━━ Data ━━
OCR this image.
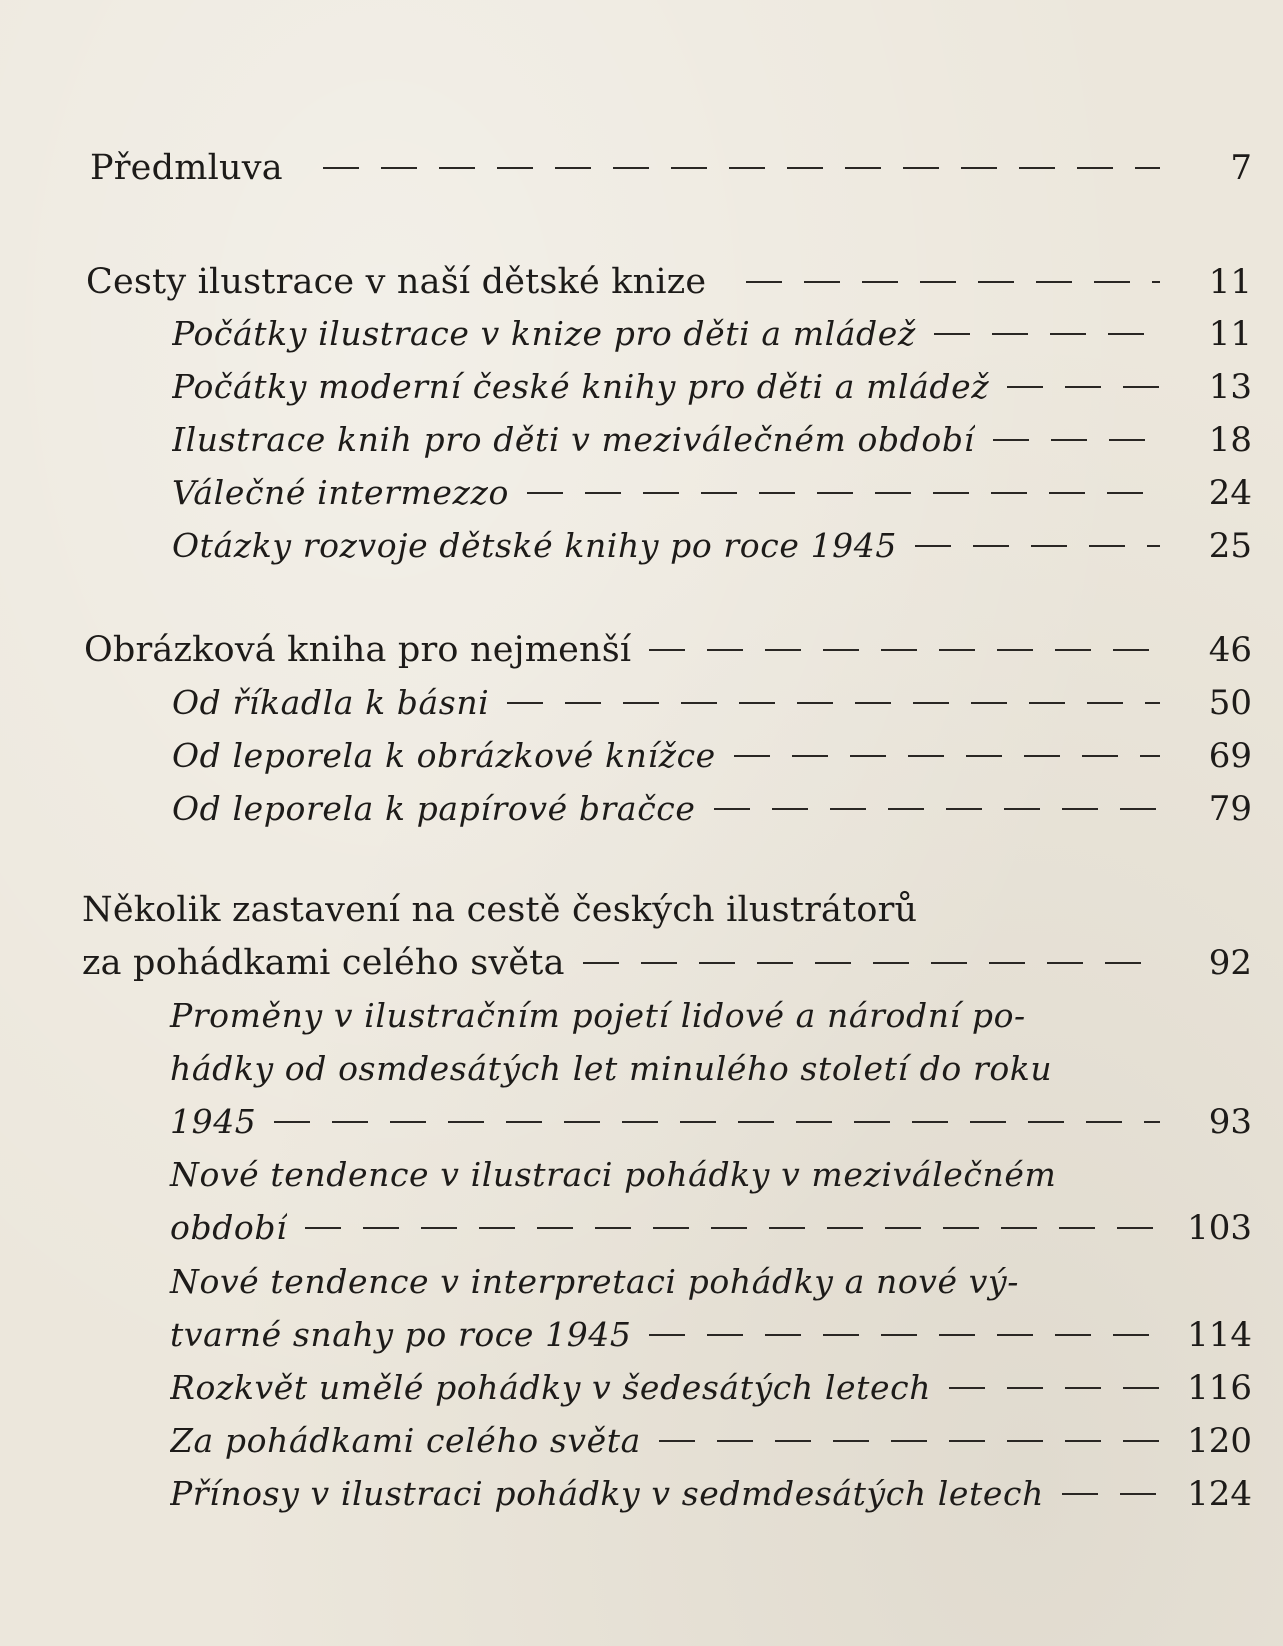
Předmluva	7
Cesty ilustrace v naší dětské knize	11
Počátky ilustrace v knize pro děti a mládež	11
Počátky moderní české knihy pro děti a mládež	13
Ilustrace knih pro děti v meziválečném období	18
Válečné intermezzo	24
Otázky rozvoje dětské knihy po roce 1945	25
Obrázková kniha pro nejmenší	46
Od říkadla k básni	50
Od leporela k obrázkové knížce	69
Od leporela k papírové bračce	79
Několik zastavení na cestě českých ilustrátorů
za pohádkami celého světa	92
Proměny v ilustračním pojetí lidové a národní po-
hádky od osmdesátých let minulého století do roku
1945	93
Nové tendence v ilustraci pohádky v meziválečném
období	103
Nové tendence v interpretaci pohádky a nové vý-
tvarné snahy po roce 1945	114
Rozkvět umělé pohádky v šedesátých letech	116
Za pohádkami celého světa	120
Přínosy v ilustraci pohádky v sedmdesátých letech	124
━━━
### Task goal:
Transcribe the preceding listing in its entirety and with exact wording, leaving out pictures.

### Worked answer:
OCR this image.
Předmluva	7
Cesty ilustrace v naší dětské knize	11
Počátky ilustrace v knize pro děti a mládež	11
Počátky moderní české knihy pro děti a mládež	13
Ilustrace knih pro děti v meziválečném období	18
Válečné intermezzo	24
Otázky rozvoje dětské knihy po roce 1945	25
Obrázková kniha pro nejmenší	46
Od říkadla k básni	50
Od leporela k obrázkové knížce	69
Od leporela k papírové bračce	79
Několik zastavení na cestě českých ilustrátorů
za pohádkami celého světa	92
Proměny v ilustračním pojetí lidové a národní po-
hádky od osmdesátých let minulého století do roku
1945	93
Nové tendence v ilustraci pohádky v meziválečném
období	103
Nové tendence v interpretaci pohádky a nové vý-
tvarné snahy po roce 1945	114
Rozkvět umělé pohádky v šedesátých letech	116
Za pohádkami celého světa	120
Přínosy v ilustraci pohádky v sedmdesátých letech	124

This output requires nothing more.